◆ Document passage

- - -

Reduce memory consumption by

By letting it materialise intermediate results more explicitly instead of doing multiple joins concurrently
opensanctions · Nov 15, 2024 · 178a941 · 178a941
1 parent 287d70a
commit 178a941
Show file tree

Hide file tree

Showing 2 changed files with 61 additions and 50 deletions.
diff --git a/nomenklatura/index/duckdb_index.py b/nomenklatura/index/duckdb_index.py
@@ -3,7 +3,7 @@
 from followthemoney.types import registry
 from pathlib import Path
 from shutil import rmtree
-from typing import Any, Dict, Generator, Iterable, List, Tuple
+from typing import Any, Dict, Generator, Iterable, List, Optional, Tuple
 import csv
 import duckdb
 import logging
@@ -53,26 +53,31 @@ def __init__(
         self, view: View[DS, CE], data_dir: Path, options: Dict[str, Any] = {}
     ):
         self.view = view
-        # self.memory_budget = int(options.get("memory_budget", 500) * 1024 * 1024)
+        memory_budget = options.get("memory_budget", None)
+        self.memory_budget: Optional[int] = (
+            (int(memory_budget) * 1024) if memory_budget else None
+        )

- - -

◆ What you need to do
Extract the part of the commit page from "Reduce memory consumption" up to and including "and 50 deletions.", word for word. The data that follows comes from a separate source unrelated to the commit page.

◆ Data provided

- - -

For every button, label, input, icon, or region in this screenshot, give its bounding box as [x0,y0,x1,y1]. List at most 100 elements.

- - -

◆ Result for this exercise
Reduce memory consumption by

By letting it materialise intermediate results more explicitly instead of doing multiple joins concurrently
opensanctions · Nov 15, 2024 · 178a941 · 178a941
1 parent 287d70a
commit 178a941
Show file tree

Hide file tree

Showing 2 changed files with 61 additions and 50 deletions.